Copy the records that follow exactly as written, but not their pictures.

....................

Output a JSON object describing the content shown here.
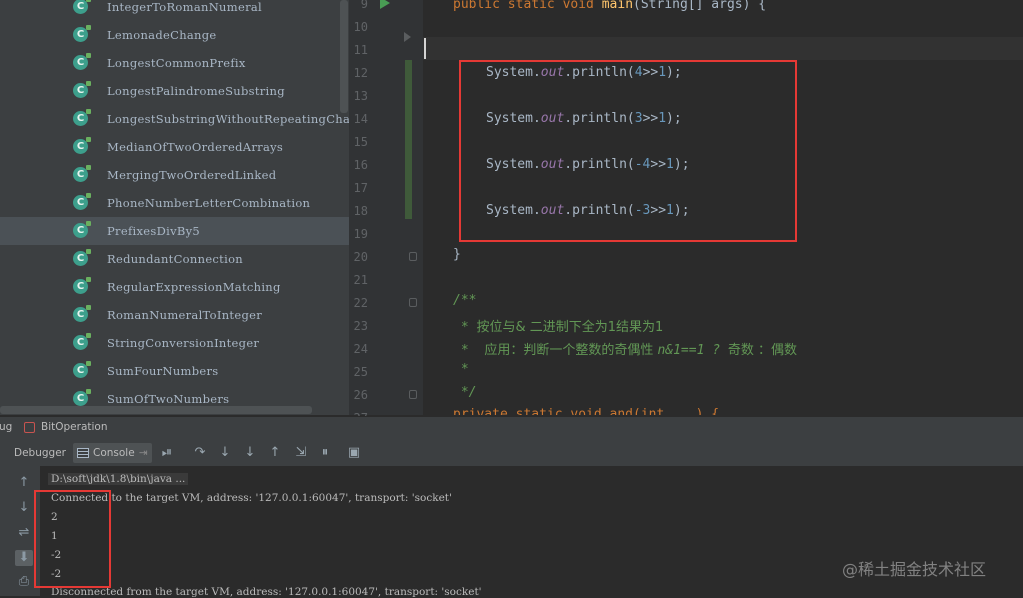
{
  "project_tree": {
    "items": [
      {
        "label": "IntegerToRomanNumeral"
      },
      {
        "label": "LemonadeChange"
      },
      {
        "label": "LongestCommonPrefix"
      },
      {
        "label": "LongestPalindromeSubstring"
      },
      {
        "label": "LongestSubstringWithoutRepeatingCha"
      },
      {
        "label": "MedianOfTwoOrderedArrays"
      },
      {
        "label": "MergingTwoOrderedLinked"
      },
      {
        "label": "PhoneNumberLetterCombination"
      },
      {
        "label": "PrefixesDivBy5",
        "selected": true
      },
      {
        "label": "RedundantConnection"
      },
      {
        "label": "RegularExpressionMatching"
      },
      {
        "label": "RomanNumeralToInteger"
      },
      {
        "label": "StringConversionInteger"
      },
      {
        "label": "SumFourNumbers"
      },
      {
        "label": "SumOfTwoNumbers"
      }
    ],
    "class_icon_letter": "C"
  },
  "editor": {
    "line_numbers": [
      "9",
      "10",
      "11",
      "12",
      "13",
      "14",
      "15",
      "16",
      "17",
      "18",
      "19",
      "20",
      "21",
      "22",
      "23",
      "24",
      "25",
      "26",
      "27"
    ],
    "main_kw": "public static void ",
    "main_name": "main",
    "main_rest": "(String[] args) {",
    "stmt_prefix": "System.",
    "stmt_out": "out",
    "stmt_call": ".println(",
    "stmts": [
      {
        "arg": "4",
        "op": ">>",
        "rhs": "1",
        "end": ");"
      },
      {
        "arg": "3",
        "op": ">>",
        "rhs": "1",
        "end": ");"
      },
      {
        "arg": "-4",
        "op": ">>",
        "rhs": "1",
        "end": ");"
      },
      {
        "arg": "-3",
        "op": ">>",
        "rhs": "1",
        "end": ");"
      }
    ],
    "close_brace": "}",
    "doc_open": "/**",
    "doc_line1_prefix": " * ",
    "doc_line1_text": "按位与& 二进制下全为1结果为1",
    "doc_line2_prefix": " *  ",
    "doc_line2_text": "应用：判断一个整数的奇偶性 ",
    "doc_line2_expr": "n&1==1 ? ",
    "doc_line2_text2": "奇数 ：偶数",
    "doc_line3": " *",
    "doc_close": " */",
    "last_line": "private static void and(int ...) {"
  },
  "debug": {
    "tool_label": "ug",
    "config_name": "BitOperation",
    "tabs": {
      "debugger": "Debugger",
      "console": "Console"
    },
    "console_lines": {
      "command": "D:\\soft\\jdk\\1.8\\bin\\java ...",
      "connected": "Connected to the target VM, address: '127.0.0.1:60047', transport: 'socket'",
      "outputs": [
        "2",
        "1",
        "-2",
        "-2"
      ],
      "disconnected": "Disconnected from the target VM, address: '127.0.0.1:60047', transport: 'socket'"
    }
  },
  "watermark": "@稀土掘金技术社区"
}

....................

> [Answer for this exercise]
Output a JSON object describing the content shown here.
{
  "project_tree": {
    "items": [
      {
        "label": "IntegerToRomanNumeral"
      },
      {
        "label": "LemonadeChange"
      },
      {
        "label": "LongestCommonPrefix"
      },
      {
        "label": "LongestPalindromeSubstring"
      },
      {
        "label": "LongestSubstringWithoutRepeatingCha"
      },
      {
        "label": "MedianOfTwoOrderedArrays"
      },
      {
        "label": "MergingTwoOrderedLinked"
      },
      {
        "label": "PhoneNumberLetterCombination"
      },
      {
        "label": "PrefixesDivBy5",
        "selected": true
      },
      {
        "label": "RedundantConnection"
      },
      {
        "label": "RegularExpressionMatching"
      },
      {
        "label": "RomanNumeralToInteger"
      },
      {
        "label": "StringConversionInteger"
      },
      {
        "label": "SumFourNumbers"
      },
      {
        "label": "SumOfTwoNumbers"
      }
    ],
    "class_icon_letter": "C"
  },
  "editor": {
    "line_numbers": [
      "9",
      "10",
      "11",
      "12",
      "13",
      "14",
      "15",
      "16",
      "17",
      "18",
      "19",
      "20",
      "21",
      "22",
      "23",
      "24",
      "25",
      "26",
      "27"
    ],
    "main_kw": "public static void ",
    "main_name": "main",
    "main_rest": "(String[] args) {",
    "stmt_prefix": "System.",
    "stmt_out": "out",
    "stmt_call": ".println(",
    "stmts": [
      {
        "arg": "4",
        "op": ">>",
        "rhs": "1",
        "end": ");"
      },
      {
        "arg": "3",
        "op": ">>",
        "rhs": "1",
        "end": ");"
      },
      {
        "arg": "-4",
        "op": ">>",
        "rhs": "1",
        "end": ");"
      },
      {
        "arg": "-3",
        "op": ">>",
        "rhs": "1",
        "end": ");"
      }
    ],
    "close_brace": "}",
    "doc_open": "/**",
    "doc_line1_prefix": " * ",
    "doc_line1_text": "按位与& 二进制下全为1结果为1",
    "doc_line2_prefix": " *  ",
    "doc_line2_text": "应用：判断一个整数的奇偶性 ",
    "doc_line2_expr": "n&1==1 ? ",
    "doc_line2_text2": "奇数 ：偶数",
    "doc_line3": " *",
    "doc_close": " */",
    "last_line": "private static void and(int ...) {"
  },
  "debug": {
    "tool_label": "ug",
    "config_name": "BitOperation",
    "tabs": {
      "debugger": "Debugger",
      "console": "Console"
    },
    "console_lines": {
      "command": "D:\\soft\\jdk\\1.8\\bin\\java ...",
      "connected": "Connected to the target VM, address: '127.0.0.1:60047', transport: 'socket'",
      "outputs": [
        "2",
        "1",
        "-2",
        "-2"
      ],
      "disconnected": "Disconnected from the target VM, address: '127.0.0.1:60047', transport: 'socket'"
    }
  },
  "watermark": "@稀土掘金技术社区"
}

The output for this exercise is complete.